- PROBLEM DESCRIPTION
All of the data should be repeated exactly; pictures are not part of the copy.

>> start INFORMATION PROVIDED

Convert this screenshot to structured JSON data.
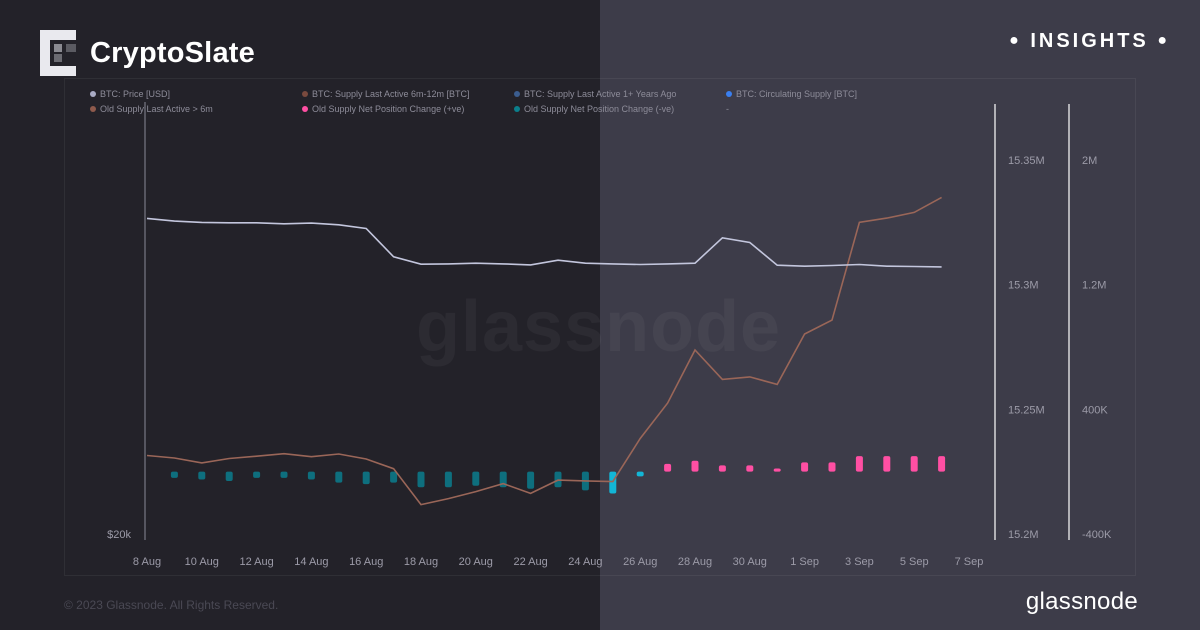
{
  "brand": {
    "name": "CryptoSlate",
    "badge": "INSIGHTS"
  },
  "watermark": "glassnode",
  "footer": {
    "copyright": "© 2023 Glassnode. All Rights Reserved.",
    "logo": "glassnode"
  },
  "chart_data": {
    "type": "line",
    "title": "",
    "legend_position": "top-left",
    "legend": [
      {
        "label": "BTC: Price [USD]",
        "color": "#a9abc4"
      },
      {
        "label": "BTC: Supply Last Active 6m-12m [BTC]",
        "color": "#7a4a3e"
      },
      {
        "label": "BTC: Supply Last Active 1+ Years Ago",
        "color": "#3b5d8f"
      },
      {
        "label": "BTC: Circulating Supply [BTC]",
        "color": "#3a7ff0"
      },
      {
        "label": "Old Supply Last Active > 6m",
        "color": "#8e5a4c"
      },
      {
        "label": "Old Supply Net Position Change (+ve)",
        "color": "#ff4fa3"
      },
      {
        "label": "Old Supply Net Position Change (-ve)",
        "color": "#0b7f8c"
      },
      {
        "label": "-",
        "color": ""
      }
    ],
    "x_labels": [
      "8 Aug",
      "10 Aug",
      "12 Aug",
      "14 Aug",
      "16 Aug",
      "18 Aug",
      "20 Aug",
      "22 Aug",
      "24 Aug",
      "26 Aug",
      "28 Aug",
      "30 Aug",
      "1 Sep",
      "3 Sep",
      "5 Sep",
      "7 Sep"
    ],
    "left_axis": {
      "labels": [
        "$20k"
      ]
    },
    "right_axis_1": {
      "labels": [
        "15.35M",
        "15.3M",
        "15.25M",
        "15.2M"
      ],
      "range": [
        15200000,
        15350000
      ]
    },
    "right_axis_2": {
      "labels": [
        "2M",
        "1.2M",
        "400K",
        "-400K"
      ],
      "range": [
        -400000,
        2000000
      ]
    },
    "dates": [
      "8 Aug",
      "9 Aug",
      "10 Aug",
      "11 Aug",
      "12 Aug",
      "13 Aug",
      "14 Aug",
      "15 Aug",
      "16 Aug",
      "17 Aug",
      "18 Aug",
      "19 Aug",
      "20 Aug",
      "21 Aug",
      "22 Aug",
      "23 Aug",
      "24 Aug",
      "25 Aug",
      "26 Aug",
      "27 Aug",
      "28 Aug",
      "29 Aug",
      "30 Aug",
      "31 Aug",
      "1 Sep",
      "2 Sep",
      "3 Sep",
      "4 Sep",
      "5 Sep",
      "6 Sep"
    ],
    "series": [
      {
        "name": "Old Supply Last Active > 6m",
        "axis": "right_axis_1",
        "color": "#9a6658",
        "values": [
          15231500,
          15230500,
          15228500,
          15230300,
          15231200,
          15232200,
          15231000,
          15232100,
          15230100,
          15226200,
          15211800,
          15214200,
          15217000,
          15220200,
          15216300,
          15221600,
          15221300,
          15221000,
          15238300,
          15252500,
          15273800,
          15262000,
          15263000,
          15260000,
          15280200,
          15285800,
          15325000,
          15326700,
          15329000,
          15335000
        ]
      },
      {
        "name": "BTC: Price [USD]",
        "axis": "left_axis",
        "color": "#c3c6dd",
        "values": [
          29450,
          29370,
          29330,
          29320,
          29320,
          29290,
          29310,
          29260,
          29150,
          28300,
          28080,
          28090,
          28110,
          28090,
          28060,
          28200,
          28110,
          28090,
          28070,
          28090,
          28110,
          28870,
          28730,
          28050,
          28020,
          28040,
          28070,
          28020,
          28010,
          28000
        ]
      },
      {
        "name": "Old Supply Net Position Change",
        "axis": "right_axis_2",
        "values": [
          null,
          -40000,
          -50000,
          -60000,
          -40000,
          -40000,
          -50000,
          -70000,
          -80000,
          -70000,
          -100000,
          -100000,
          -90000,
          -100000,
          -110000,
          -100000,
          -120000,
          -140000,
          -30000,
          50000,
          70000,
          40000,
          40000,
          20000,
          60000,
          60000,
          100000,
          100000,
          100000,
          100000
        ]
      }
    ]
  }
}
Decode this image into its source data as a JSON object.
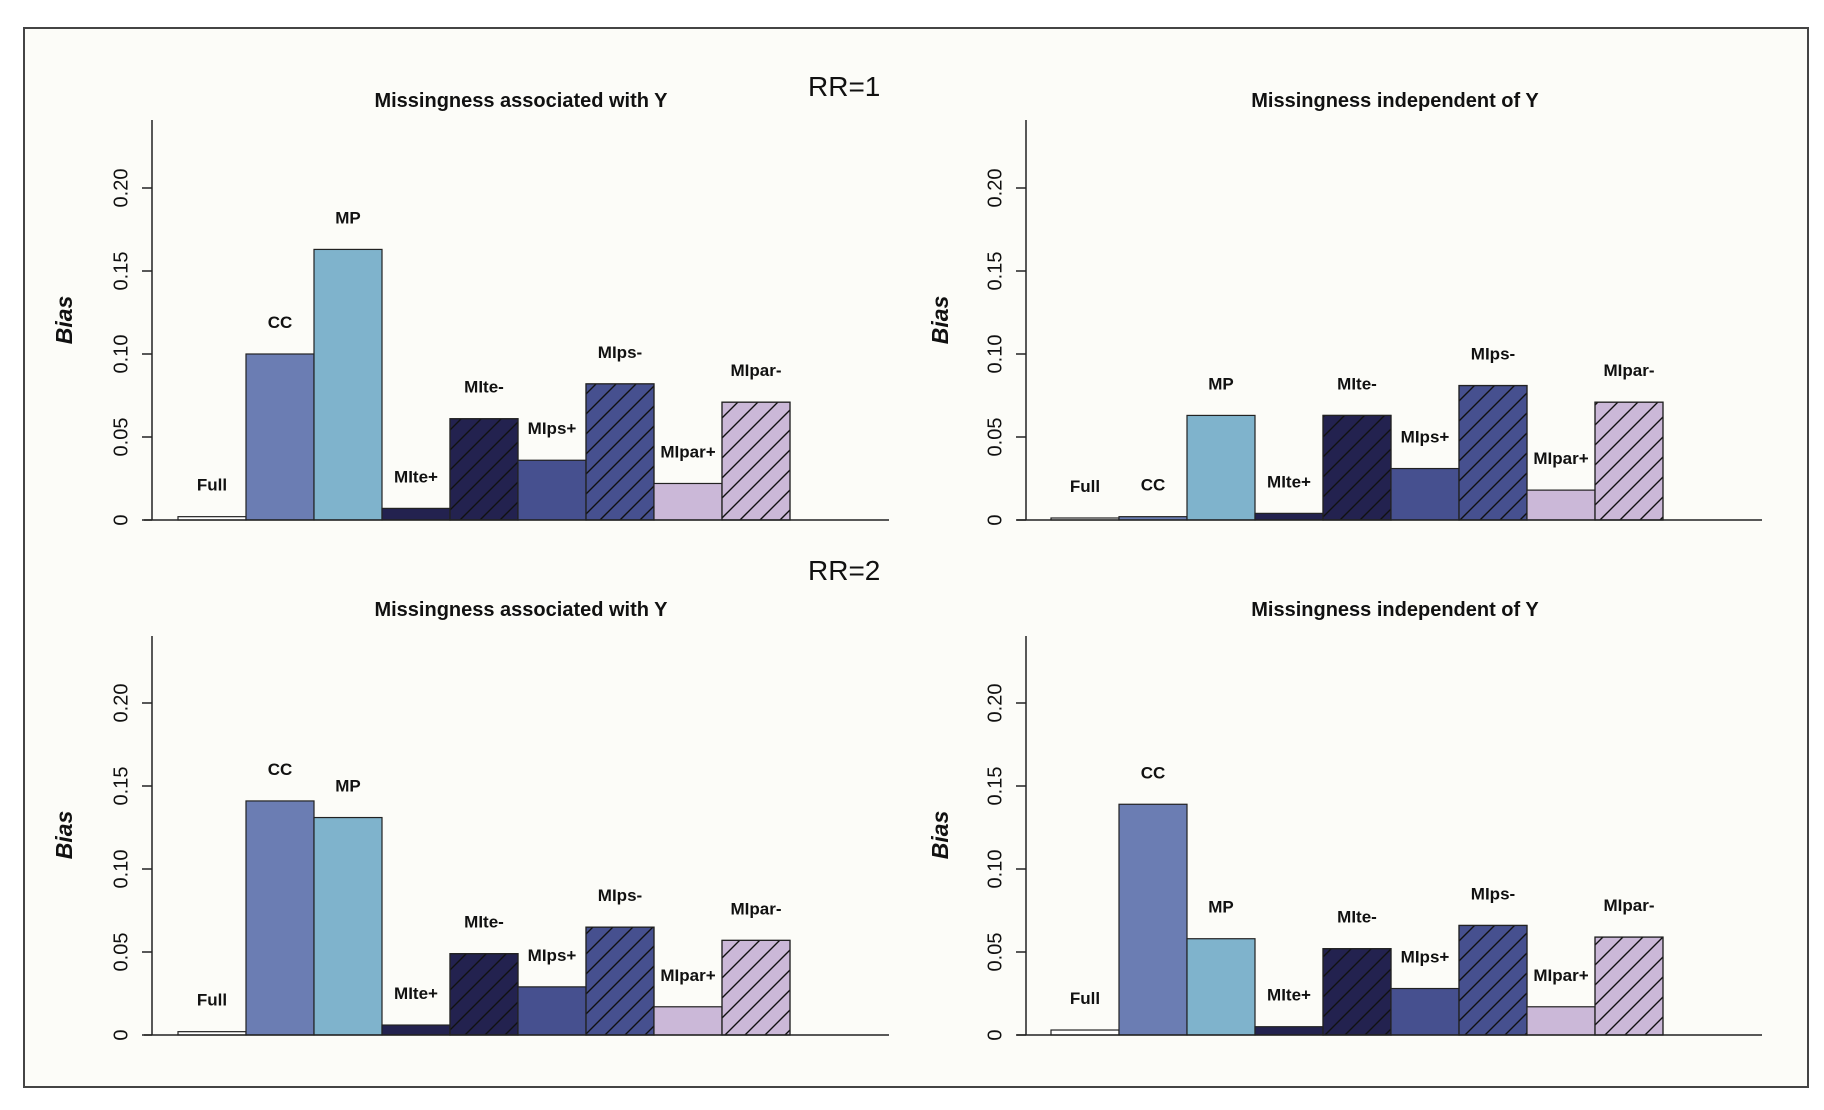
{
  "row_labels": [
    "RR=1",
    "RR=2"
  ],
  "colors": {
    "Full": "#ffffff",
    "CC": "#6b7db3",
    "MP": "#7fb3cc",
    "MIte+": "#23224f",
    "MIte-": "#23224f",
    "MIps+": "#46508f",
    "MIps-": "#46508f",
    "MIpar+": "#cbb8d8",
    "MIpar-": "#cbb8d8"
  },
  "hatched": [
    "MIte-",
    "MIps-",
    "MIpar-"
  ],
  "chart_data": [
    {
      "type": "bar",
      "title": "Missingness associated with Y",
      "row_label": "RR=1",
      "ylabel": "Bias",
      "ylim": [
        0,
        0.24
      ],
      "yticks": [
        "0",
        "0.05",
        "0.10",
        "0.15",
        "0.20"
      ],
      "categories": [
        "Full",
        "CC",
        "MP",
        "MIte+",
        "MIte-",
        "MIps+",
        "MIps-",
        "MIpar+",
        "MIpar-"
      ],
      "values": [
        0.002,
        0.1,
        0.163,
        0.007,
        0.061,
        0.036,
        0.082,
        0.022,
        0.071
      ]
    },
    {
      "type": "bar",
      "title": "Missingness independent of Y",
      "row_label": "RR=1",
      "ylabel": "Bias",
      "ylim": [
        0,
        0.24
      ],
      "yticks": [
        "0",
        "0.05",
        "0.10",
        "0.15",
        "0.20"
      ],
      "categories": [
        "Full",
        "CC",
        "MP",
        "MIte+",
        "MIte-",
        "MIps+",
        "MIps-",
        "MIpar+",
        "MIpar-"
      ],
      "values": [
        0.001,
        0.002,
        0.063,
        0.004,
        0.063,
        0.031,
        0.081,
        0.018,
        0.071
      ]
    },
    {
      "type": "bar",
      "title": "Missingness associated with Y",
      "row_label": "RR=2",
      "ylabel": "Bias",
      "ylim": [
        0,
        0.24
      ],
      "yticks": [
        "0",
        "0.05",
        "0.10",
        "0.15",
        "0.20"
      ],
      "categories": [
        "Full",
        "CC",
        "MP",
        "MIte+",
        "MIte-",
        "MIps+",
        "MIps-",
        "MIpar+",
        "MIpar-"
      ],
      "values": [
        0.002,
        0.141,
        0.131,
        0.006,
        0.049,
        0.029,
        0.065,
        0.017,
        0.057
      ]
    },
    {
      "type": "bar",
      "title": "Missingness independent of Y",
      "row_label": "RR=2",
      "ylabel": "Bias",
      "ylim": [
        0,
        0.24
      ],
      "yticks": [
        "0",
        "0.05",
        "0.10",
        "0.15",
        "0.20"
      ],
      "categories": [
        "Full",
        "CC",
        "MP",
        "MIte+",
        "MIte-",
        "MIps+",
        "MIps-",
        "MIpar+",
        "MIpar-"
      ],
      "values": [
        0.003,
        0.139,
        0.058,
        0.005,
        0.052,
        0.028,
        0.066,
        0.017,
        0.059
      ]
    }
  ]
}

>> end INFORMATION PROVIDED

- REPLY
Convert this screenshot to structured JSON data.
{
  "brand": {
    "name": "CryptoSlate",
    "badge": "INSIGHTS"
  },
  "watermark": "glassnode",
  "footer": {
    "copyright": "© 2023 Glassnode. All Rights Reserved.",
    "logo": "glassnode"
  },
  "chart_data": {
    "type": "line",
    "title": "",
    "legend_position": "top-left",
    "legend": [
      {
        "label": "BTC: Price [USD]",
        "color": "#a9abc4"
      },
      {
        "label": "BTC: Supply Last Active 6m-12m [BTC]",
        "color": "#7a4a3e"
      },
      {
        "label": "BTC: Supply Last Active 1+ Years Ago",
        "color": "#3b5d8f"
      },
      {
        "label": "BTC: Circulating Supply [BTC]",
        "color": "#3a7ff0"
      },
      {
        "label": "Old Supply Last Active > 6m",
        "color": "#8e5a4c"
      },
      {
        "label": "Old Supply Net Position Change (+ve)",
        "color": "#ff4fa3"
      },
      {
        "label": "Old Supply Net Position Change (-ve)",
        "color": "#0b7f8c"
      },
      {
        "label": "-",
        "color": ""
      }
    ],
    "x_labels": [
      "8 Aug",
      "10 Aug",
      "12 Aug",
      "14 Aug",
      "16 Aug",
      "18 Aug",
      "20 Aug",
      "22 Aug",
      "24 Aug",
      "26 Aug",
      "28 Aug",
      "30 Aug",
      "1 Sep",
      "3 Sep",
      "5 Sep",
      "7 Sep"
    ],
    "left_axis": {
      "labels": [
        "$20k"
      ]
    },
    "right_axis_1": {
      "labels": [
        "15.35M",
        "15.3M",
        "15.25M",
        "15.2M"
      ],
      "range": [
        15200000,
        15350000
      ]
    },
    "right_axis_2": {
      "labels": [
        "2M",
        "1.2M",
        "400K",
        "-400K"
      ],
      "range": [
        -400000,
        2000000
      ]
    },
    "dates": [
      "8 Aug",
      "9 Aug",
      "10 Aug",
      "11 Aug",
      "12 Aug",
      "13 Aug",
      "14 Aug",
      "15 Aug",
      "16 Aug",
      "17 Aug",
      "18 Aug",
      "19 Aug",
      "20 Aug",
      "21 Aug",
      "22 Aug",
      "23 Aug",
      "24 Aug",
      "25 Aug",
      "26 Aug",
      "27 Aug",
      "28 Aug",
      "29 Aug",
      "30 Aug",
      "31 Aug",
      "1 Sep",
      "2 Sep",
      "3 Sep",
      "4 Sep",
      "5 Sep",
      "6 Sep"
    ],
    "series": [
      {
        "name": "Old Supply Last Active > 6m",
        "axis": "right_axis_1",
        "color": "#9a6658",
        "values": [
          15231500,
          15230500,
          15228500,
          15230300,
          15231200,
          15232200,
          15231000,
          15232100,
          15230100,
          15226200,
          15211800,
          15214200,
          15217000,
          15220200,
          15216300,
          15221600,
          15221300,
          15221000,
          15238300,
          15252500,
          15273800,
          15262000,
          15263000,
          15260000,
          15280200,
          15285800,
          15325000,
          15326700,
          15329000,
          15335000
        ]
      },
      {
        "name": "BTC: Price [USD]",
        "axis": "left_axis",
        "color": "#c3c6dd",
        "values": [
          29450,
          29370,
          29330,
          29320,
          29320,
          29290,
          29310,
          29260,
          29150,
          28300,
          28080,
          28090,
          28110,
          28090,
          28060,
          28200,
          28110,
          28090,
          28070,
          28090,
          28110,
          28870,
          28730,
          28050,
          28020,
          28040,
          28070,
          28020,
          28010,
          28000
        ]
      },
      {
        "name": "Old Supply Net Position Change",
        "axis": "right_axis_2",
        "values": [
          null,
          -40000,
          -50000,
          -60000,
          -40000,
          -40000,
          -50000,
          -70000,
          -80000,
          -70000,
          -100000,
          -100000,
          -90000,
          -100000,
          -110000,
          -100000,
          -120000,
          -140000,
          -30000,
          50000,
          70000,
          40000,
          40000,
          20000,
          60000,
          60000,
          100000,
          100000,
          100000,
          100000
        ]
      }
    ]
  }
}
Decode this image into its source data as a JSON object.
{
  "row_labels": [
    "RR=1",
    "RR=2"
  ],
  "colors": {
    "Full": "#ffffff",
    "CC": "#6b7db3",
    "MP": "#7fb3cc",
    "MIte+": "#23224f",
    "MIte-": "#23224f",
    "MIps+": "#46508f",
    "MIps-": "#46508f",
    "MIpar+": "#cbb8d8",
    "MIpar-": "#cbb8d8"
  },
  "hatched": [
    "MIte-",
    "MIps-",
    "MIpar-"
  ],
  "chart_data": [
    {
      "type": "bar",
      "title": "Missingness associated with Y",
      "row_label": "RR=1",
      "ylabel": "Bias",
      "ylim": [
        0,
        0.24
      ],
      "yticks": [
        "0",
        "0.05",
        "0.10",
        "0.15",
        "0.20"
      ],
      "categories": [
        "Full",
        "CC",
        "MP",
        "MIte+",
        "MIte-",
        "MIps+",
        "MIps-",
        "MIpar+",
        "MIpar-"
      ],
      "values": [
        0.002,
        0.1,
        0.163,
        0.007,
        0.061,
        0.036,
        0.082,
        0.022,
        0.071
      ]
    },
    {
      "type": "bar",
      "title": "Missingness independent of Y",
      "row_label": "RR=1",
      "ylabel": "Bias",
      "ylim": [
        0,
        0.24
      ],
      "yticks": [
        "0",
        "0.05",
        "0.10",
        "0.15",
        "0.20"
      ],
      "categories": [
        "Full",
        "CC",
        "MP",
        "MIte+",
        "MIte-",
        "MIps+",
        "MIps-",
        "MIpar+",
        "MIpar-"
      ],
      "values": [
        0.001,
        0.002,
        0.063,
        0.004,
        0.063,
        0.031,
        0.081,
        0.018,
        0.071
      ]
    },
    {
      "type": "bar",
      "title": "Missingness associated with Y",
      "row_label": "RR=2",
      "ylabel": "Bias",
      "ylim": [
        0,
        0.24
      ],
      "yticks": [
        "0",
        "0.05",
        "0.10",
        "0.15",
        "0.20"
      ],
      "categories": [
        "Full",
        "CC",
        "MP",
        "MIte+",
        "MIte-",
        "MIps+",
        "MIps-",
        "MIpar+",
        "MIpar-"
      ],
      "values": [
        0.002,
        0.141,
        0.131,
        0.006,
        0.049,
        0.029,
        0.065,
        0.017,
        0.057
      ]
    },
    {
      "type": "bar",
      "title": "Missingness independent of Y",
      "row_label": "RR=2",
      "ylabel": "Bias",
      "ylim": [
        0,
        0.24
      ],
      "yticks": [
        "0",
        "0.05",
        "0.10",
        "0.15",
        "0.20"
      ],
      "categories": [
        "Full",
        "CC",
        "MP",
        "MIte+",
        "MIte-",
        "MIps+",
        "MIps-",
        "MIpar+",
        "MIpar-"
      ],
      "values": [
        0.003,
        0.139,
        0.058,
        0.005,
        0.052,
        0.028,
        0.066,
        0.017,
        0.059
      ]
    }
  ]
}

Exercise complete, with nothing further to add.